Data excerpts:
=======

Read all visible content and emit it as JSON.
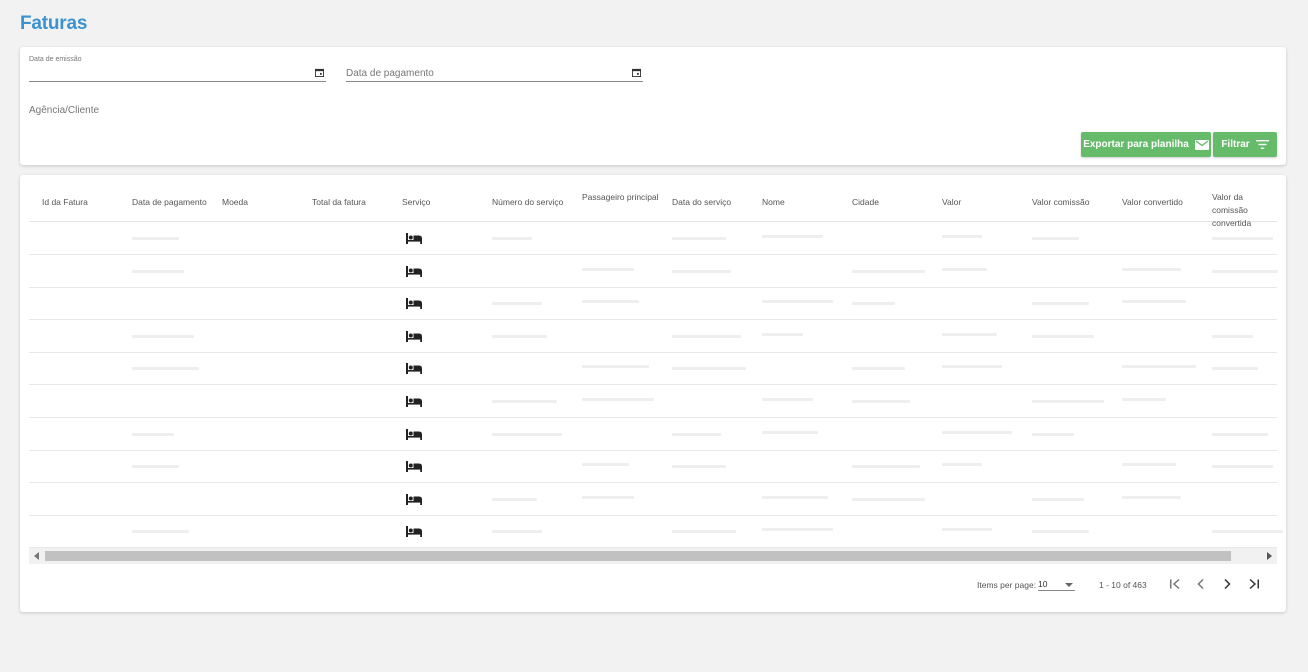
{
  "page": {
    "title": "Faturas"
  },
  "filters": {
    "data_emissao_label": "Data de emissão",
    "data_pagamento_placeholder": "Data de pagamento",
    "agencia_label": "Agência/Cliente",
    "export_label": "Exportar para planilha",
    "filter_label": "Filtrar"
  },
  "table": {
    "columns": [
      "Id da Fatura",
      "Data de pagamento",
      "Moeda",
      "Total da fatura",
      "Serviço",
      "Número do serviço",
      "Passageiro principal",
      "Data do serviço",
      "Nome",
      "Cidade",
      "Valor",
      "Valor comissão",
      "Valor convertido",
      "Valor da comissão convertida"
    ],
    "row_service_icon": "bed-icon",
    "row_count": 10
  },
  "paginator": {
    "items_per_page_label": "Items per page:",
    "page_size": "10",
    "range_label": "1 - 10 of 463"
  },
  "colors": {
    "title": "#3a93d0",
    "button_green": "#66bb6a",
    "background": "#f2f2f2"
  }
}
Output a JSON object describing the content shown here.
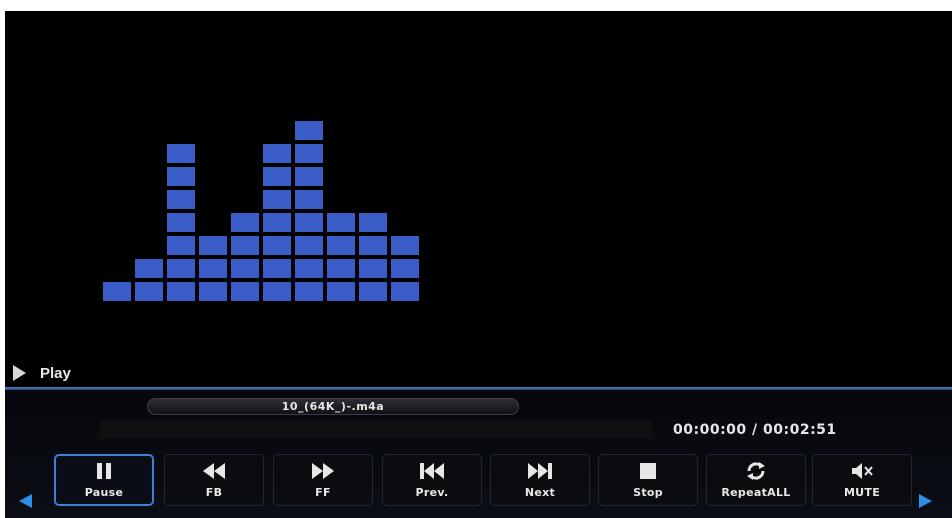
{
  "status": {
    "label": "Play",
    "icon": "play-icon"
  },
  "track": {
    "filename": "10_(64K_)-.m4a"
  },
  "progress": {
    "fraction": 0.0
  },
  "time": {
    "display": "00:00:00 / 00:02:51"
  },
  "controls": [
    {
      "label": "Pause",
      "icon": "pause-icon",
      "active": true
    },
    {
      "label": "FB",
      "icon": "fast-backward-icon"
    },
    {
      "label": "FF",
      "icon": "fast-forward-icon"
    },
    {
      "label": "Prev.",
      "icon": "previous-icon"
    },
    {
      "label": "Next",
      "icon": "next-icon"
    },
    {
      "label": "Stop",
      "icon": "stop-icon"
    },
    {
      "label": "RepeatALL",
      "icon": "repeat-icon"
    },
    {
      "label": "MUTE",
      "icon": "mute-icon"
    }
  ],
  "visualizer": {
    "levels": [
      1,
      2,
      7,
      3,
      4,
      7,
      8,
      4,
      4,
      3
    ],
    "max_level": 8,
    "color": "#3a5cc7"
  },
  "colors": {
    "accent": "#2d8fe6",
    "bars": "#3a5cc7",
    "progress": "#c9c9c9"
  }
}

=======

■ What to do ■
Without including any pictures, reproduce the listing exactly.

■ Reply to the task ■
Read all visible content and emit it as JSON.
{
  "page": {
    "title": "Faturas"
  },
  "filters": {
    "data_emissao_label": "Data de emissão",
    "data_pagamento_placeholder": "Data de pagamento",
    "agencia_label": "Agência/Cliente",
    "export_label": "Exportar para planilha",
    "filter_label": "Filtrar"
  },
  "table": {
    "columns": [
      "Id da Fatura",
      "Data de pagamento",
      "Moeda",
      "Total da fatura",
      "Serviço",
      "Número do serviço",
      "Passageiro principal",
      "Data do serviço",
      "Nome",
      "Cidade",
      "Valor",
      "Valor comissão",
      "Valor convertido",
      "Valor da comissão convertida"
    ],
    "row_service_icon": "bed-icon",
    "row_count": 10
  },
  "paginator": {
    "items_per_page_label": "Items per page:",
    "page_size": "10",
    "range_label": "1 - 10 of 463"
  },
  "colors": {
    "title": "#3a93d0",
    "button_green": "#66bb6a",
    "background": "#f2f2f2"
  }
}
Output a JSON object describing the content shown here.
{
  "status": {
    "label": "Play",
    "icon": "play-icon"
  },
  "track": {
    "filename": "10_(64K_)-.m4a"
  },
  "progress": {
    "fraction": 0.0
  },
  "time": {
    "display": "00:00:00 / 00:02:51"
  },
  "controls": [
    {
      "label": "Pause",
      "icon": "pause-icon",
      "active": true
    },
    {
      "label": "FB",
      "icon": "fast-backward-icon"
    },
    {
      "label": "FF",
      "icon": "fast-forward-icon"
    },
    {
      "label": "Prev.",
      "icon": "previous-icon"
    },
    {
      "label": "Next",
      "icon": "next-icon"
    },
    {
      "label": "Stop",
      "icon": "stop-icon"
    },
    {
      "label": "RepeatALL",
      "icon": "repeat-icon"
    },
    {
      "label": "MUTE",
      "icon": "mute-icon"
    }
  ],
  "visualizer": {
    "levels": [
      1,
      2,
      7,
      3,
      4,
      7,
      8,
      4,
      4,
      3
    ],
    "max_level": 8,
    "color": "#3a5cc7"
  },
  "colors": {
    "accent": "#2d8fe6",
    "bars": "#3a5cc7",
    "progress": "#c9c9c9"
  }
}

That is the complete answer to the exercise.